▶ Task directions
Please work out how many lines in the material contain "Pennsylvania" and give only that figure.

▶ Records shown
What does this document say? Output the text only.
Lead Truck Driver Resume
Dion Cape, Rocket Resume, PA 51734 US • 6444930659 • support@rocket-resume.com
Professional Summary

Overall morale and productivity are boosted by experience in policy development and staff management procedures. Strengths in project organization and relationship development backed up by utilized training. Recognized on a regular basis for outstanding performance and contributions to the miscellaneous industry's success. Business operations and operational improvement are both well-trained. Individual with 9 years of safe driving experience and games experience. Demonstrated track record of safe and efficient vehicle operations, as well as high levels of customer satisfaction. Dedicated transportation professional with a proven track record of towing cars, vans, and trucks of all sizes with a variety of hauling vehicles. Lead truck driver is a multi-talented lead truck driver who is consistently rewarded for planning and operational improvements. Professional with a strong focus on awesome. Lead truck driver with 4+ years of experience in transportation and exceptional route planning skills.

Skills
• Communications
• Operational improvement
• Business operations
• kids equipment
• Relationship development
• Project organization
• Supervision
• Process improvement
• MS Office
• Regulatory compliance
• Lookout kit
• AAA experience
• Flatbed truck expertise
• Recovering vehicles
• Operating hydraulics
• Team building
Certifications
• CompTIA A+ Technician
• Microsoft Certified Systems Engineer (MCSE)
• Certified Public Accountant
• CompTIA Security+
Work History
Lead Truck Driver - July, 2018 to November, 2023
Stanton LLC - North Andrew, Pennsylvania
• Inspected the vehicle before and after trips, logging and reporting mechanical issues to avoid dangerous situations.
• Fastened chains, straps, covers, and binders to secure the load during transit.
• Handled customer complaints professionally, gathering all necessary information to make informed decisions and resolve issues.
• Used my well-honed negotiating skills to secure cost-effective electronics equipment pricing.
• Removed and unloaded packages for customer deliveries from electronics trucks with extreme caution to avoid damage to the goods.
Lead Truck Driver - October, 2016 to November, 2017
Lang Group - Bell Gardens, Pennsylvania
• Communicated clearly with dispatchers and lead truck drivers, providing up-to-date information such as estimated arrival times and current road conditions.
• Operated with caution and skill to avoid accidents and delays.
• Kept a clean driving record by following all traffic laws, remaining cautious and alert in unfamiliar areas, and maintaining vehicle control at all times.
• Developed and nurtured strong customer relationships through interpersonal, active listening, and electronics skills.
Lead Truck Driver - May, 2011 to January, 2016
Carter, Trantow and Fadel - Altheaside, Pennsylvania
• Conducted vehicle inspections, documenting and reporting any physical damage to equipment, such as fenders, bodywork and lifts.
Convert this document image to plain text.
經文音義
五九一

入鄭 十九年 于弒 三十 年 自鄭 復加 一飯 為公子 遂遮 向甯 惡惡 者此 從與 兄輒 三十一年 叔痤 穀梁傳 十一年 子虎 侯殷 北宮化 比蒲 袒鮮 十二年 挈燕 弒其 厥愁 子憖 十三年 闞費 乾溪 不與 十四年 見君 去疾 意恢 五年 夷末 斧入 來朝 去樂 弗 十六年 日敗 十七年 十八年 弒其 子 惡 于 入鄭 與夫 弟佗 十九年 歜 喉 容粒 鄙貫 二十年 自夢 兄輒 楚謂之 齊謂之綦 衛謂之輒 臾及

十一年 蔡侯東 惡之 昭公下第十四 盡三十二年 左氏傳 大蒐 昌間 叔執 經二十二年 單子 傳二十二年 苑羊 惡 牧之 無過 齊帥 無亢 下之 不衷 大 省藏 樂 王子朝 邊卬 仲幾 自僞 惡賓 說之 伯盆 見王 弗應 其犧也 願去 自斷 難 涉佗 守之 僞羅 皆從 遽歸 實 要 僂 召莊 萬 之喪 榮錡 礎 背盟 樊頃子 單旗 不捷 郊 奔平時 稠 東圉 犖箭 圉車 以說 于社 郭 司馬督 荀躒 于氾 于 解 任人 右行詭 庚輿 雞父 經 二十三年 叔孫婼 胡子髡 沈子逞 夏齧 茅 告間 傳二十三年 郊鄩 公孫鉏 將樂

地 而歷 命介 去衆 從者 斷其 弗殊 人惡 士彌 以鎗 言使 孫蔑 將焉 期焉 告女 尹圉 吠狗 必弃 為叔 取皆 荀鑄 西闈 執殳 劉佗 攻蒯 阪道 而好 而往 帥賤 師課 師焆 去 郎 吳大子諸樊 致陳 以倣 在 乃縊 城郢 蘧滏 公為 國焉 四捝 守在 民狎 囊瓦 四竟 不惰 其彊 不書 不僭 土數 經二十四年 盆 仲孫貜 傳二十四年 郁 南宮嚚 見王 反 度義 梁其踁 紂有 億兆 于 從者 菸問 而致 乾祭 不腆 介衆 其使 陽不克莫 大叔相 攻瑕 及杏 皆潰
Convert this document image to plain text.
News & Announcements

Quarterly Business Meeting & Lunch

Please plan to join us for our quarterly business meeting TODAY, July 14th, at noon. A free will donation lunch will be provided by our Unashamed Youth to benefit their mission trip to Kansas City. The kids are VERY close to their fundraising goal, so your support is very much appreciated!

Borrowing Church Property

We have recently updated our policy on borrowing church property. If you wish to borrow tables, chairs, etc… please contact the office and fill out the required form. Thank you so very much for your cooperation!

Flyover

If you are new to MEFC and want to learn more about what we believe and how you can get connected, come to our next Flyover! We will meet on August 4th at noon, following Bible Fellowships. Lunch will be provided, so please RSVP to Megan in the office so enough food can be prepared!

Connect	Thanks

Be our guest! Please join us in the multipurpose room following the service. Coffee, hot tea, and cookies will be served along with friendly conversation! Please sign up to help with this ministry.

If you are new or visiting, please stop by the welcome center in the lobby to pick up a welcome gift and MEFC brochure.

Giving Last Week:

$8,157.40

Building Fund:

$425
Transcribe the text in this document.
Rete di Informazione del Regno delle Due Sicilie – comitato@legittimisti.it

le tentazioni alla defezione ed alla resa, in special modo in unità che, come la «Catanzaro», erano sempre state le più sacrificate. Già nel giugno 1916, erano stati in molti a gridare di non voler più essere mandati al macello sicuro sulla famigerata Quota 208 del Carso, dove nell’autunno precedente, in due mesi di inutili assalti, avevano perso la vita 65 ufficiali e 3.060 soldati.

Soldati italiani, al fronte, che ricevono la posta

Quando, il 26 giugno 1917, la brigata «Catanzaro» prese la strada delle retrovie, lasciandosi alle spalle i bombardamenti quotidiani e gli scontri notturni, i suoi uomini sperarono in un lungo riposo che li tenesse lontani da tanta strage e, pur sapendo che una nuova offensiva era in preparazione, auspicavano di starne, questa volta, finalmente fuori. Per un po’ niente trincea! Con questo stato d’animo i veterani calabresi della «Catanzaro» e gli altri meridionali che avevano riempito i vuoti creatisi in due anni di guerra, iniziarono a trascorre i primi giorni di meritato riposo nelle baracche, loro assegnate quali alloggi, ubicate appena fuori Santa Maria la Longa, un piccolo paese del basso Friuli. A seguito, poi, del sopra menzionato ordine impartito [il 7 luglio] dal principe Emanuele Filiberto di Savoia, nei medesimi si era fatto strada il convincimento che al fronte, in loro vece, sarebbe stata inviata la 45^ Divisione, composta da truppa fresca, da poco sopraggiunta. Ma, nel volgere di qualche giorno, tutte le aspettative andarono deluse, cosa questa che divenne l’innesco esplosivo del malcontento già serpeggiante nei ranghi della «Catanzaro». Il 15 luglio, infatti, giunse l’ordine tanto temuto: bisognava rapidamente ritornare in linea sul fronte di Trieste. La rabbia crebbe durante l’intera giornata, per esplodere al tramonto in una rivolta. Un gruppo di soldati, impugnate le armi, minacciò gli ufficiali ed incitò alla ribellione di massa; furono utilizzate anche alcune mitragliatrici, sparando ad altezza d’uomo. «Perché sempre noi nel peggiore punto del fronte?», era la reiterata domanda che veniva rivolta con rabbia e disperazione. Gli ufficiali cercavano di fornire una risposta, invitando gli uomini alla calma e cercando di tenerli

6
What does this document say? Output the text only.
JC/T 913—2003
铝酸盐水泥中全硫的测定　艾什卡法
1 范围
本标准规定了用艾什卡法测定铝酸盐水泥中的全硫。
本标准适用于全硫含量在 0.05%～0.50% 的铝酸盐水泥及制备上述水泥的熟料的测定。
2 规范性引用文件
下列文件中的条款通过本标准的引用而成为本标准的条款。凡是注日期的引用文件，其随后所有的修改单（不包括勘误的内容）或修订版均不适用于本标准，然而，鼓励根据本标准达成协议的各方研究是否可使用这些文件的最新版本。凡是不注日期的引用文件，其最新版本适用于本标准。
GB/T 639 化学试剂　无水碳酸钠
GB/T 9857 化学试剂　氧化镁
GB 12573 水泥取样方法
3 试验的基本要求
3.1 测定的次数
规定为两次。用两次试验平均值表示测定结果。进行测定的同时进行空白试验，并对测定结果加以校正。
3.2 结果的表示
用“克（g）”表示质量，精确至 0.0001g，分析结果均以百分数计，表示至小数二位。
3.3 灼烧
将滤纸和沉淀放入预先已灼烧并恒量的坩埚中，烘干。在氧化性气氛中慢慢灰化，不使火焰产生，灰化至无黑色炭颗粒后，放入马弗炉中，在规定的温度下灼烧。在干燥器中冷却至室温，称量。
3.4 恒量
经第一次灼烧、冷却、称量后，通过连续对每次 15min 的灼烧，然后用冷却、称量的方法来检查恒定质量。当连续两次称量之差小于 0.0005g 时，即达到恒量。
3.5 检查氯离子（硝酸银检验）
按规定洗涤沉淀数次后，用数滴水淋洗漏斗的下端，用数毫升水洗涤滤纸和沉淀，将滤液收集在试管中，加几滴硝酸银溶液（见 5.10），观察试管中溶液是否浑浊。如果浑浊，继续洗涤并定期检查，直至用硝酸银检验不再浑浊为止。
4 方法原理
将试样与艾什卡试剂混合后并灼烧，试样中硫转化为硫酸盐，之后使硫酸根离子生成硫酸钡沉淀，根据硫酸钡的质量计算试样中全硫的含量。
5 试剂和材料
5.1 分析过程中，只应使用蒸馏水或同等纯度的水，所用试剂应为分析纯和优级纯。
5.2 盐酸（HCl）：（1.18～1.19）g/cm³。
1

▶ Response to this task
3